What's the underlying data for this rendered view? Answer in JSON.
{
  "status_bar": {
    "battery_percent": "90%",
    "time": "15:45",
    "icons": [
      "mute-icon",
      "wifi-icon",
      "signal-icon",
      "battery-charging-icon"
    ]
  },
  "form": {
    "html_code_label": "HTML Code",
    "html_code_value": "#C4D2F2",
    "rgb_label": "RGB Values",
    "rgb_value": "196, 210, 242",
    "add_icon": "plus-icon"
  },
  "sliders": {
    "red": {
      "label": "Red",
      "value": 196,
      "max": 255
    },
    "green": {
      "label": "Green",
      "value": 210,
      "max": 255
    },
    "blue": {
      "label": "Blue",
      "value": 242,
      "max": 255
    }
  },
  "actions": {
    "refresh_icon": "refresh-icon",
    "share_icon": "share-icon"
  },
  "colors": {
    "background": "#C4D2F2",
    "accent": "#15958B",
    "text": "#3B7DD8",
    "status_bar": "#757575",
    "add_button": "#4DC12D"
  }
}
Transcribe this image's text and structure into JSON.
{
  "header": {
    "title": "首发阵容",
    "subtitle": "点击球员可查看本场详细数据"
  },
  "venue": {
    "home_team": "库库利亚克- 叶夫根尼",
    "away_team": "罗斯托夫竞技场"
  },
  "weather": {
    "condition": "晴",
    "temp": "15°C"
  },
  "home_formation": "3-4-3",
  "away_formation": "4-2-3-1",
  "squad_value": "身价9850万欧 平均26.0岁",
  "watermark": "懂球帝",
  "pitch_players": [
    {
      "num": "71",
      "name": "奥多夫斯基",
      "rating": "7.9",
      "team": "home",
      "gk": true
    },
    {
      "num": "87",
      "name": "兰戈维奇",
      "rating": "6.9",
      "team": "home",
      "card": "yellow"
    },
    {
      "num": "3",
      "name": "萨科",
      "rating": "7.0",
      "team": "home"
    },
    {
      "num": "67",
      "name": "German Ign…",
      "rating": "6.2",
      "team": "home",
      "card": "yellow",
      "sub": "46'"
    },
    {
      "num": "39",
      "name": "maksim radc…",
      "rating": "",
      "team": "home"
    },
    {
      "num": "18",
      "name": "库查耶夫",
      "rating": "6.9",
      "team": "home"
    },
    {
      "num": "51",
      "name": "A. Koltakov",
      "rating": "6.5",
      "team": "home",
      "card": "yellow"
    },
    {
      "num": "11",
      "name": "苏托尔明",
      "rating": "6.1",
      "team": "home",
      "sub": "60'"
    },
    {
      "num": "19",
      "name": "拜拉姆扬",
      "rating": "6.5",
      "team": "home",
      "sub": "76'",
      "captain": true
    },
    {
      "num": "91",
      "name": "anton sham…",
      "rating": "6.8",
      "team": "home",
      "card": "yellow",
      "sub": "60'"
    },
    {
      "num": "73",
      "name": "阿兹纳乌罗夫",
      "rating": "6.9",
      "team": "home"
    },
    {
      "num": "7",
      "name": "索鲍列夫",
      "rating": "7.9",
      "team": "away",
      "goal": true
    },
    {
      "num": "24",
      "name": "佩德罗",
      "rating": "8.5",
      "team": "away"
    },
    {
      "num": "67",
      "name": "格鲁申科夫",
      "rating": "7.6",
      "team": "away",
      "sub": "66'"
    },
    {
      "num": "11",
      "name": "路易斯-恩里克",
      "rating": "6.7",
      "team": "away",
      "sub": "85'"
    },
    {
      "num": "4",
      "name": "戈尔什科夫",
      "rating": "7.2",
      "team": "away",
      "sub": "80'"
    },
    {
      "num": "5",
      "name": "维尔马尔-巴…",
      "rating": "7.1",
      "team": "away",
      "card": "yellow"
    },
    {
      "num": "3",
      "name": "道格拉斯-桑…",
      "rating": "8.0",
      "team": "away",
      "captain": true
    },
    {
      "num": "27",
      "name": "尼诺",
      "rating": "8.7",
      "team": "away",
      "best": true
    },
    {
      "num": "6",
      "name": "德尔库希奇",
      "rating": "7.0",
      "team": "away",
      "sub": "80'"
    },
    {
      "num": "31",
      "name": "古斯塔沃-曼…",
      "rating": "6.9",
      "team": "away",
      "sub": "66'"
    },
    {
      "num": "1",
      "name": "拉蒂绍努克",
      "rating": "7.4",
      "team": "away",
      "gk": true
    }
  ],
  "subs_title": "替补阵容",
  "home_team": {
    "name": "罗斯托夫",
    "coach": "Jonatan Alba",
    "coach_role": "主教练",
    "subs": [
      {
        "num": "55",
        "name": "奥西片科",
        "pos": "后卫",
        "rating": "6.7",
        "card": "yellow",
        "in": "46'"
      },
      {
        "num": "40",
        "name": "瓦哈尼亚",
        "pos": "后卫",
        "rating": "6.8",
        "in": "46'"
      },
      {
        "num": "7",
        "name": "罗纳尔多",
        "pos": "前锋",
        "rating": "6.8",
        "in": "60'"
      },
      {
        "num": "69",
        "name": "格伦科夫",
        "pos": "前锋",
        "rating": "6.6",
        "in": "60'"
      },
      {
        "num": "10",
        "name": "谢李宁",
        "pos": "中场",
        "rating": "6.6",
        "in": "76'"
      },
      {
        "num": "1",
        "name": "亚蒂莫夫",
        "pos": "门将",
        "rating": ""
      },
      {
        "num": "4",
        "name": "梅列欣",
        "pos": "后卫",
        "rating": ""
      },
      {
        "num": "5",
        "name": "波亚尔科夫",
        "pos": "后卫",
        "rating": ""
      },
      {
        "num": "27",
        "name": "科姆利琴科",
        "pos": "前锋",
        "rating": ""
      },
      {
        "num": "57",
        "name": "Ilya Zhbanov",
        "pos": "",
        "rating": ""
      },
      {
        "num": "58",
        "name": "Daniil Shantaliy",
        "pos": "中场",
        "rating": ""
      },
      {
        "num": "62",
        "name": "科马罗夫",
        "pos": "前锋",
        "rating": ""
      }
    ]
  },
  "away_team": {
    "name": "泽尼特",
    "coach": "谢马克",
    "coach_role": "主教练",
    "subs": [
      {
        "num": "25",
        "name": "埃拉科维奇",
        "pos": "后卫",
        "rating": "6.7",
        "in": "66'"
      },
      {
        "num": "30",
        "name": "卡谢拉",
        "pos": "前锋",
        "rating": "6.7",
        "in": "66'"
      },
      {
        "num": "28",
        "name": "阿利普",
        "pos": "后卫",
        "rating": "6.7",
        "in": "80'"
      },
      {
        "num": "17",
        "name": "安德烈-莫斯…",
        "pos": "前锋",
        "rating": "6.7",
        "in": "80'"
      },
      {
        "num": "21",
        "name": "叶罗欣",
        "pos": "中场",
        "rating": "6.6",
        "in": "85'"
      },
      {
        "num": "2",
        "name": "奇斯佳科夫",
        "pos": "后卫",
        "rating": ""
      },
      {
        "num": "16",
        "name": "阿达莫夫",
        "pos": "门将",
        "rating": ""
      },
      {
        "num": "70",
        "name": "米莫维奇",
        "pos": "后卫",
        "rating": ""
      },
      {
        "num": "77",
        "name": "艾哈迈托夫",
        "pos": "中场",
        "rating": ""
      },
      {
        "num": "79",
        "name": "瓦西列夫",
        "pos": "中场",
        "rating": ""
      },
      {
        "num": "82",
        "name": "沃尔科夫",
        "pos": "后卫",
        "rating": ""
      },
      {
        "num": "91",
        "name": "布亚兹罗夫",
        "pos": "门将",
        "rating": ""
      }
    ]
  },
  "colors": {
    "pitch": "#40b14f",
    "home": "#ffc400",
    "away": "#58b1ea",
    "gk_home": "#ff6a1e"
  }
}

→ **Set problem**: Repeat every entry word for word.

→ **Output of the task**:
What's the underlying data for this rendered view? Answer in JSON.
{
  "status_bar": {
    "battery_percent": "90%",
    "time": "15:45",
    "icons": [
      "mute-icon",
      "wifi-icon",
      "signal-icon",
      "battery-charging-icon"
    ]
  },
  "form": {
    "html_code_label": "HTML Code",
    "html_code_value": "#C4D2F2",
    "rgb_label": "RGB Values",
    "rgb_value": "196, 210, 242",
    "add_icon": "plus-icon"
  },
  "sliders": {
    "red": {
      "label": "Red",
      "value": 196,
      "max": 255
    },
    "green": {
      "label": "Green",
      "value": 210,
      "max": 255
    },
    "blue": {
      "label": "Blue",
      "value": 242,
      "max": 255
    }
  },
  "actions": {
    "refresh_icon": "refresh-icon",
    "share_icon": "share-icon"
  },
  "colors": {
    "background": "#C4D2F2",
    "accent": "#15958B",
    "text": "#3B7DD8",
    "status_bar": "#757575",
    "add_button": "#4DC12D"
  }
}
Transcribe this image's text and structure into JSON.
{
  "header": {
    "title": "首发阵容",
    "subtitle": "点击球员可查看本场详细数据"
  },
  "venue": {
    "home_team": "库库利亚克- 叶夫根尼",
    "away_team": "罗斯托夫竞技场"
  },
  "weather": {
    "condition": "晴",
    "temp": "15°C"
  },
  "home_formation": "3-4-3",
  "away_formation": "4-2-3-1",
  "squad_value": "身价9850万欧 平均26.0岁",
  "watermark": "懂球帝",
  "pitch_players": [
    {
      "num": "71",
      "name": "奥多夫斯基",
      "rating": "7.9",
      "team": "home",
      "gk": true
    },
    {
      "num": "87",
      "name": "兰戈维奇",
      "rating": "6.9",
      "team": "home",
      "card": "yellow"
    },
    {
      "num": "3",
      "name": "萨科",
      "rating": "7.0",
      "team": "home"
    },
    {
      "num": "67",
      "name": "German Ign…",
      "rating": "6.2",
      "team": "home",
      "card": "yellow",
      "sub": "46'"
    },
    {
      "num": "39",
      "name": "maksim radc…",
      "rating": "",
      "team": "home"
    },
    {
      "num": "18",
      "name": "库查耶夫",
      "rating": "6.9",
      "team": "home"
    },
    {
      "num": "51",
      "name": "A. Koltakov",
      "rating": "6.5",
      "team": "home",
      "card": "yellow"
    },
    {
      "num": "11",
      "name": "苏托尔明",
      "rating": "6.1",
      "team": "home",
      "sub": "60'"
    },
    {
      "num": "19",
      "name": "拜拉姆扬",
      "rating": "6.5",
      "team": "home",
      "sub": "76'",
      "captain": true
    },
    {
      "num": "91",
      "name": "anton sham…",
      "rating": "6.8",
      "team": "home",
      "card": "yellow",
      "sub": "60'"
    },
    {
      "num": "73",
      "name": "阿兹纳乌罗夫",
      "rating": "6.9",
      "team": "home"
    },
    {
      "num": "7",
      "name": "索鲍列夫",
      "rating": "7.9",
      "team": "away",
      "goal": true
    },
    {
      "num": "24",
      "name": "佩德罗",
      "rating": "8.5",
      "team": "away"
    },
    {
      "num": "67",
      "name": "格鲁申科夫",
      "rating": "7.6",
      "team": "away",
      "sub": "66'"
    },
    {
      "num": "11",
      "name": "路易斯-恩里克",
      "rating": "6.7",
      "team": "away",
      "sub": "85'"
    },
    {
      "num": "4",
      "name": "戈尔什科夫",
      "rating": "7.2",
      "team": "away",
      "sub": "80'"
    },
    {
      "num": "5",
      "name": "维尔马尔-巴…",
      "rating": "7.1",
      "team": "away",
      "card": "yellow"
    },
    {
      "num": "3",
      "name": "道格拉斯-桑…",
      "rating": "8.0",
      "team": "away",
      "captain": true
    },
    {
      "num": "27",
      "name": "尼诺",
      "rating": "8.7",
      "team": "away",
      "best": true
    },
    {
      "num": "6",
      "name": "德尔库希奇",
      "rating": "7.0",
      "team": "away",
      "sub": "80'"
    },
    {
      "num": "31",
      "name": "古斯塔沃-曼…",
      "rating": "6.9",
      "team": "away",
      "sub": "66'"
    },
    {
      "num": "1",
      "name": "拉蒂绍努克",
      "rating": "7.4",
      "team": "away",
      "gk": true
    }
  ],
  "subs_title": "替补阵容",
  "home_team": {
    "name": "罗斯托夫",
    "coach": "Jonatan Alba",
    "coach_role": "主教练",
    "subs": [
      {
        "num": "55",
        "name": "奥西片科",
        "pos": "后卫",
        "rating": "6.7",
        "card": "yellow",
        "in": "46'"
      },
      {
        "num": "40",
        "name": "瓦哈尼亚",
        "pos": "后卫",
        "rating": "6.8",
        "in": "46'"
      },
      {
        "num": "7",
        "name": "罗纳尔多",
        "pos": "前锋",
        "rating": "6.8",
        "in": "60'"
      },
      {
        "num": "69",
        "name": "格伦科夫",
        "pos": "前锋",
        "rating": "6.6",
        "in": "60'"
      },
      {
        "num": "10",
        "name": "谢李宁",
        "pos": "中场",
        "rating": "6.6",
        "in": "76'"
      },
      {
        "num": "1",
        "name": "亚蒂莫夫",
        "pos": "门将",
        "rating": ""
      },
      {
        "num": "4",
        "name": "梅列欣",
        "pos": "后卫",
        "rating": ""
      },
      {
        "num": "5",
        "name": "波亚尔科夫",
        "pos": "后卫",
        "rating": ""
      },
      {
        "num": "27",
        "name": "科姆利琴科",
        "pos": "前锋",
        "rating": ""
      },
      {
        "num": "57",
        "name": "Ilya Zhbanov",
        "pos": "",
        "rating": ""
      },
      {
        "num": "58",
        "name": "Daniil Shantaliy",
        "pos": "中场",
        "rating": ""
      },
      {
        "num": "62",
        "name": "科马罗夫",
        "pos": "前锋",
        "rating": ""
      }
    ]
  },
  "away_team": {
    "name": "泽尼特",
    "coach": "谢马克",
    "coach_role": "主教练",
    "subs": [
      {
        "num": "25",
        "name": "埃拉科维奇",
        "pos": "后卫",
        "rating": "6.7",
        "in": "66'"
      },
      {
        "num": "30",
        "name": "卡谢拉",
        "pos": "前锋",
        "rating": "6.7",
        "in": "66'"
      },
      {
        "num": "28",
        "name": "阿利普",
        "pos": "后卫",
        "rating": "6.7",
        "in": "80'"
      },
      {
        "num": "17",
        "name": "安德烈-莫斯…",
        "pos": "前锋",
        "rating": "6.7",
        "in": "80'"
      },
      {
        "num": "21",
        "name": "叶罗欣",
        "pos": "中场",
        "rating": "6.6",
        "in": "85'"
      },
      {
        "num": "2",
        "name": "奇斯佳科夫",
        "pos": "后卫",
        "rating": ""
      },
      {
        "num": "16",
        "name": "阿达莫夫",
        "pos": "门将",
        "rating": ""
      },
      {
        "num": "70",
        "name": "米莫维奇",
        "pos": "后卫",
        "rating": ""
      },
      {
        "num": "77",
        "name": "艾哈迈托夫",
        "pos": "中场",
        "rating": ""
      },
      {
        "num": "79",
        "name": "瓦西列夫",
        "pos": "中场",
        "rating": ""
      },
      {
        "num": "82",
        "name": "沃尔科夫",
        "pos": "后卫",
        "rating": ""
      },
      {
        "num": "91",
        "name": "布亚兹罗夫",
        "pos": "门将",
        "rating": ""
      }
    ]
  },
  "colors": {
    "pitch": "#40b14f",
    "home": "#ffc400",
    "away": "#58b1ea",
    "gk_home": "#ff6a1e"
  }
}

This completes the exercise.